Today i managed to find couple of securing clips, unfortunately i only find the round wire type, but they should work, i decided to place the bearings at 270 mm apart, and 80 mm apart on the upper spindle, hand grounded an HSS tool to make the grooves radius to match the securing clips i'm having hard time finding pipe with an 55 mm or smaller inner bore, and machining one from a solid piece is too costly, i found one piece right size but its rusty and has many welds , i may try to machine it and see if it cleans up well enough to be used.


----------



## GoceKU (Jul 25, 2017)

Today i decided to try cleaning the pipe i had, i had no luck finding a new of the right size, started with a brazed cutter but was getting lot of tool pressure, so i switched to a carbide insert tool, cut down half way thru the welds, but had to go, i had couple of things to do, i may be back in the machine shop to finish this pipe.


----------



## Mikebr5 (Jul 25, 2017)

This is going to be a beastly and beautiful tool Goce. Beastly as in tough. 
Good work, and thank you for letting us follow along your build.


----------



## GoceKU (Jul 25, 2017)

Quick little update, i spent some more time on this pipe and managed to clean it up, i know before i begin, i'll need to weld up couple spots, now i'm at 60,6 mm so after welding i'll have some material to make it smooth and straight at a round number of 60 mm, i'll do the welding tomorrow and i'll update then.


----------



## GoceKU (Jul 26, 2017)

This morning i managed to weld up the rusted areas, on the pipe, took couple of photos, this is the same way i fix worn down shafts, the pipe was really thin in one area, this piece of pipe came out of an rear axle from a first gen mazda rx7.


----------



## GoceKU (Jul 26, 2017)

The work continues, it took some time but i managed to turn down the weld, there are couple of holes, but is much better than before and the surface is good enough for slip fit, tomorrow i need to cut the bearing slots and their retaining groves and come up with some way to make or find a gear rack.


----------



## GoceKU (Jul 27, 2017)

→ **ENTRIES SUPPLIED**:
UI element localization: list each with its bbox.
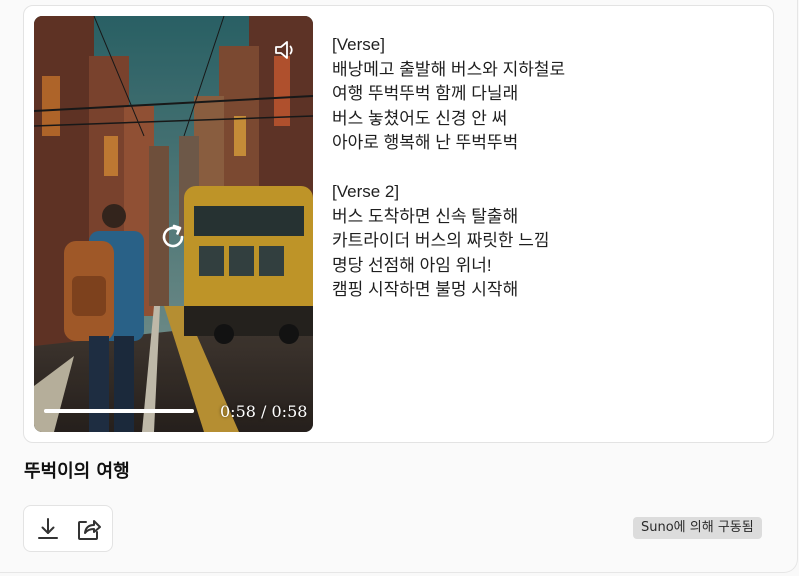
video-player[interactable]: 0:58 / 0:58 (34, 16, 313, 432)
replay-icon[interactable] (157, 221, 189, 253)
action-bar (23, 505, 113, 552)
lyric-line: 여행 뚜벅뚜벅 함께 다닐래 (332, 84, 519, 103)
download-icon (38, 518, 58, 539)
lyrics-panel: [Verse] 배낭메고 출발해 버스와 지하철로여행 뚜벅뚜벅 함께 다닐래버스… (332, 33, 752, 303)
song-card: 0:58 / 0:58 [Verse] 배낭메고 출발해 버스와 지하철로여행 뚜… (23, 5, 774, 443)
lyric-line: 캠핑 시작하면 불멍 시작해 (332, 280, 519, 299)
song-title: 뚜벅이의 여행 (24, 461, 130, 482)
powered-by-badge: Suno에 의해 구동됨 (633, 517, 762, 539)
song-panel: 0:58 / 0:58 [Verse] 배낭메고 출발해 버스와 지하철로여행 뚜… (0, 0, 798, 573)
lyric-line: 배낭메고 출발해 버스와 지하철로 (332, 59, 566, 79)
lyric-line: 명당 선점해 아임 위너! (332, 255, 492, 275)
lyric-line: 아아로 행복해 난 뚜벅뚜벅 (332, 133, 519, 152)
share-icon (78, 520, 101, 540)
time-display: 0:58 / 0:58 (220, 402, 308, 421)
lyrics-gap (332, 156, 752, 181)
progress-fill (44, 409, 194, 413)
lyric-line: [Verse 2] (332, 182, 400, 201)
lyric-line: 버스 놓쳤어도 신경 안 써 (332, 108, 508, 128)
lyric-line: 카트라이더 버스의 짜릿한 느낌 (332, 231, 550, 250)
download-button[interactable] (34, 515, 62, 543)
lyric-line: 버스 도착하면 신속 탈출해 (332, 206, 519, 226)
lyric-line: [Verse] (332, 35, 385, 54)
volume-icon[interactable] (273, 38, 299, 62)
progress-bar[interactable] (44, 409, 194, 413)
share-button[interactable] (75, 515, 103, 543)
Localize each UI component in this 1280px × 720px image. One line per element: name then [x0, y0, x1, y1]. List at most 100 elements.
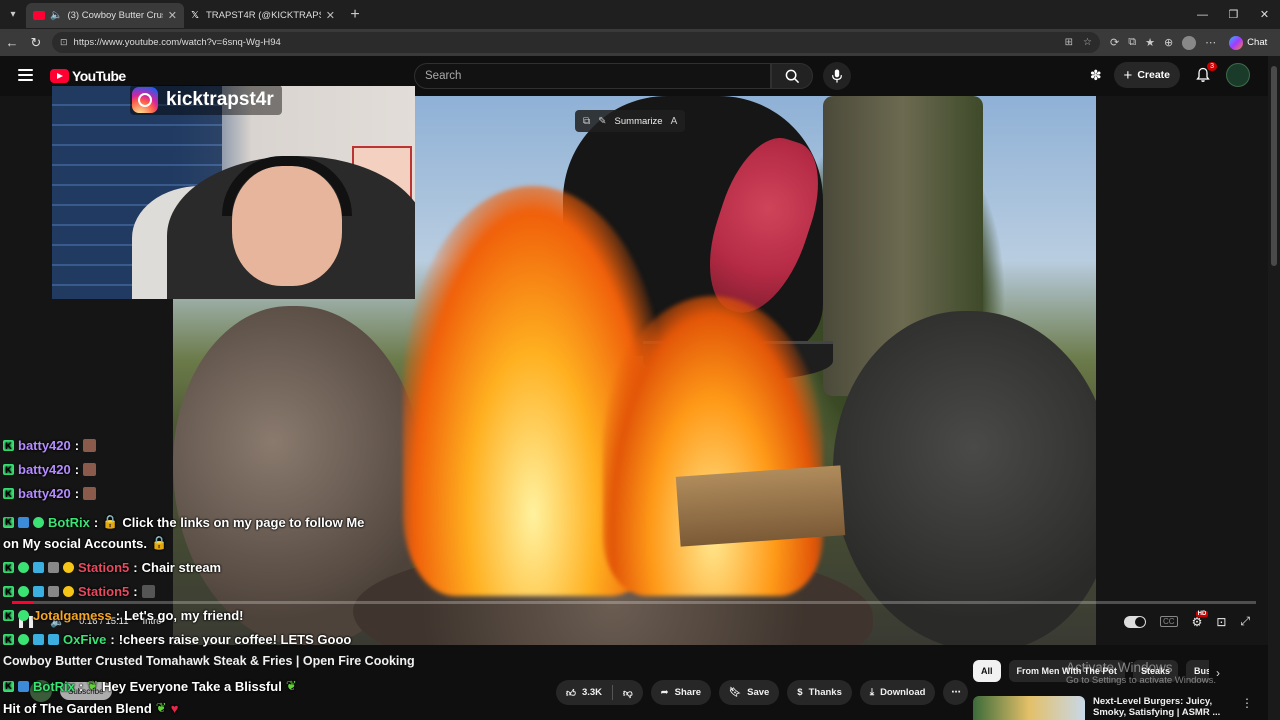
extension-puzzle-icon[interactable]: ✽ — [1090, 67, 1102, 84]
profile-avatar[interactable] — [1182, 35, 1197, 50]
youtube-play-icon — [50, 69, 69, 83]
split-screen-icon[interactable]: ⧉ — [1128, 36, 1136, 49]
chevron-right-icon[interactable]: › — [1216, 666, 1220, 680]
share-button[interactable]: ➦ Share — [650, 680, 712, 705]
favorites-icon[interactable]: ★ — [1145, 36, 1155, 49]
fullscreen-icon[interactable]: ⤢ — [1240, 614, 1250, 629]
search-box — [414, 63, 771, 89]
back-icon[interactable]: ← — [0, 35, 24, 50]
tab-x[interactable]: 𝕏 TRAPST4R (@KICKTRAPST4R) / X ✕ — [184, 3, 342, 28]
copilot-icon — [1229, 35, 1244, 50]
youtube-favicon-icon — [33, 11, 45, 20]
chat-text: Hey Everyone Take a Blissful — [102, 678, 282, 694]
collections-icon[interactable]: ⊕ — [1164, 36, 1173, 49]
more-menu-icon[interactable]: ⋯ — [1205, 36, 1216, 49]
settings-icon[interactable]: ⚙ HD — [1192, 610, 1209, 629]
scrollbar-thumb[interactable] — [1271, 66, 1277, 266]
close-tab-icon[interactable]: ✕ — [168, 9, 177, 22]
gifter-badge-icon — [48, 586, 59, 597]
chat-text: !cheers raise your coffee! LETS Gooo — [118, 632, 352, 647]
more-horizontal-icon: ⋯ — [951, 687, 961, 698]
download-button[interactable]: ⤓ Download — [859, 680, 936, 705]
tab-youtube[interactable]: 🔈 (3) Cowboy Butter Crusted To ✕ — [26, 3, 184, 28]
favorite-star-icon[interactable]: ☆ — [1083, 37, 1092, 48]
player-controls-right: CC ⚙ HD ⊡ ⤢ — [1124, 610, 1250, 629]
recommended-thumbnail[interactable] — [973, 696, 1085, 720]
save-button[interactable]: 🔖︎ Save — [719, 680, 780, 705]
autoplay-toggle[interactable] — [1124, 615, 1146, 628]
chat-text: on My social Accounts. — [3, 535, 147, 551]
close-window-icon[interactable]: ✕ — [1249, 0, 1280, 29]
chat-message: K Jotalgamess : Let's go, my friend! — [3, 608, 244, 623]
kick-icon: K — [3, 516, 14, 528]
search-button[interactable] — [771, 63, 813, 89]
chat-message: K BotRix : 🔒 Click the links on my page … — [3, 514, 364, 530]
kick-icon: K — [3, 586, 14, 597]
copilot-label: Chat — [1247, 37, 1268, 48]
verified-badge-icon — [18, 610, 29, 621]
like-button[interactable]: 👍︎ 3.3K — [556, 680, 612, 705]
restore-icon[interactable]: ❐ — [1218, 0, 1249, 29]
translate-icon[interactable]: A — [671, 116, 678, 127]
save-label: Save — [747, 687, 770, 698]
like-count: 3.3K — [581, 687, 603, 698]
app-available-icon[interactable]: ⊞ — [1065, 37, 1073, 48]
miniplayer-icon[interactable]: ⊡ — [1216, 615, 1226, 629]
chat-message: K Station5 : Chair stream — [3, 560, 221, 575]
extensions-icon[interactable]: ⟳ — [1110, 36, 1119, 49]
url-field[interactable]: ⊡ https://www.youtube.com/watch?v=6snq-W… — [52, 32, 1100, 53]
summarize-pill[interactable]: ⧉ ✎ Summarize A — [575, 110, 686, 132]
kick-icon: K — [3, 610, 14, 621]
video-progress-bar[interactable] — [12, 601, 1256, 604]
search-input[interactable] — [425, 70, 760, 82]
summarize-label: Summarize — [614, 115, 663, 127]
chat-username: BotRix — [33, 678, 75, 694]
minimize-icon[interactable]: — — [1187, 0, 1218, 29]
moderator-badge-icon — [18, 680, 29, 692]
page-scrollbar[interactable] — [1268, 56, 1280, 720]
site-info-icon[interactable]: ⊡ — [60, 37, 68, 48]
chat-message: K BotRix : ❦ Hey Everyone Take a Blissfu… — [3, 678, 297, 694]
x-favicon-icon: 𝕏 — [191, 10, 200, 21]
voice-search-button[interactable] — [823, 62, 851, 90]
menu-icon[interactable] — [18, 69, 33, 81]
emote-icon — [83, 487, 97, 500]
chat-text: Let's go, my friend! — [124, 608, 244, 623]
chip-all[interactable]: All — [973, 660, 1001, 682]
dislike-button[interactable]: 👎︎ — [613, 680, 643, 705]
more-vertical-icon[interactable]: ⋮ — [1241, 696, 1253, 720]
kick-icon: K — [3, 634, 14, 645]
watermark-line1: Activate Windows — [1066, 660, 1173, 675]
chat-username: Station5 — [78, 584, 130, 599]
chat-separator: : — [93, 514, 99, 530]
youtube-wordmark: YouTube — [72, 68, 126, 84]
reload-icon[interactable]: ↻ — [24, 35, 48, 51]
chat-username: batty420 — [18, 486, 71, 501]
copilot-chat-button[interactable]: Chat — [1229, 35, 1268, 50]
captions-icon[interactable]: CC — [1160, 616, 1178, 627]
recommended-title[interactable]: Next-Level Burgers: Juicy, Smoky, Satisf… — [1093, 696, 1233, 720]
create-button[interactable]: + Create — [1113, 62, 1180, 88]
youtube-logo[interactable]: YouTube — [50, 68, 126, 84]
chat-separator: : — [133, 560, 138, 575]
chat-message: K Station5 : — [3, 584, 155, 599]
notifications-button[interactable]: 3 — [1192, 62, 1217, 86]
recommended-video[interactable]: Next-Level Burgers: Juicy, Smoky, Satisf… — [973, 696, 1263, 720]
picture-in-picture-icon[interactable]: ⧉ — [583, 116, 590, 127]
tab-list-icon[interactable]: ▾ — [0, 0, 26, 29]
new-tab-button[interactable]: + — [342, 6, 368, 24]
video-fire — [603, 296, 823, 596]
recommended-title-line1: Next-Level Burgers: Juicy, — [1093, 696, 1213, 707]
subscriber-badge-icon — [33, 634, 44, 645]
close-tab-icon[interactable]: ✕ — [326, 9, 335, 22]
subscriber-badge-icon — [33, 562, 44, 573]
thanks-button[interactable]: $ Thanks — [787, 680, 852, 705]
create-label: Create — [1137, 69, 1170, 81]
more-actions-button[interactable]: ⋯ — [943, 680, 969, 705]
video-title: Cowboy Butter Crusted Tomahawk Steak & F… — [3, 654, 415, 668]
account-avatar[interactable] — [1226, 63, 1250, 87]
heart-emote-icon: ♥ — [170, 700, 179, 716]
browser-tabbar: ▾ 🔈 (3) Cowboy Butter Crusted To ✕ 𝕏 TRA… — [0, 0, 1280, 29]
audio-playing-icon[interactable]: 🔈 — [50, 10, 62, 21]
verified-badge-icon — [18, 586, 29, 597]
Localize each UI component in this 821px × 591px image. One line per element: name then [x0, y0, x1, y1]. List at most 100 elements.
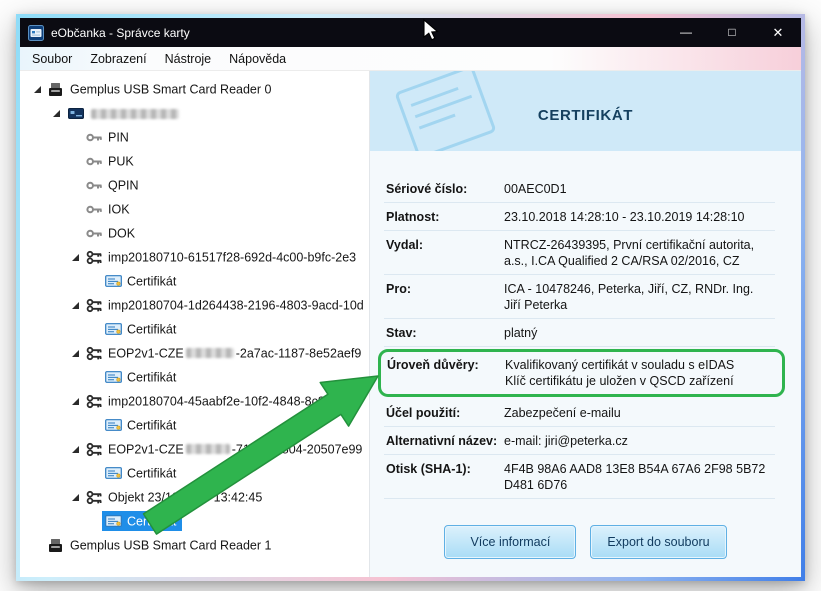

→ **WHAT YOU WILL DO**:
**A)** In the spindle build thread, what did the piece of pipe originally come out of?
**B)** Pick up the spindle build thread after its last line and keep it going.
The entries have no connection to the spindle build thread.

→ **ANSWERS PROVIDED**:
**A)** It came out of a rear axle from a first-generation Mazda RX7.

**B)**
Today i spend all my free time driving steel place to steel place even visited couple of scrap yards, and finding pipe with 60 mm inside is difficult, i bought this exhaust pipe and this mercedes ML400 driveshaft, it was little expensive but should fit, the bigger pipe is 3 coll 89 mm i bought it for the column, i need to figure out some thing for the work table, i don't have a mill to mill T Nut slots and can't find a factory one, any ideas?


----------



## bl00 (Jul 27, 2017)

How about something like this.  Wide strips on top of narrow strips bolted to the flat piece on the bottom.


----------



## savarin (Jul 27, 2017)

B100, can you show more pics of the shaper please.


----------



## bl00 (Jul 27, 2017)

http://fennetic.net/machines/shaper_modifications.html

It's not mine.  I was google image searching for similarly built mill table that I had seen before.  I couldn't find the one I was looking for, but this one had the same concept.


----------



## GoceKU (Jul 28, 2017)

It's an interesting, cool concept of making T slots, but it must be milled at the end to have it flat and straight, i was thinking a dual table design, to rotate between square and detent rotary round table (dividing head) on the other side, because of that i'll have to make the raising and lowering of the table be on a rack and pinion, which will key the table mount, so i'll have to make the head swing left to right, to be able to do off center drilling.


----------



## GoceKU (Jul 28, 2017)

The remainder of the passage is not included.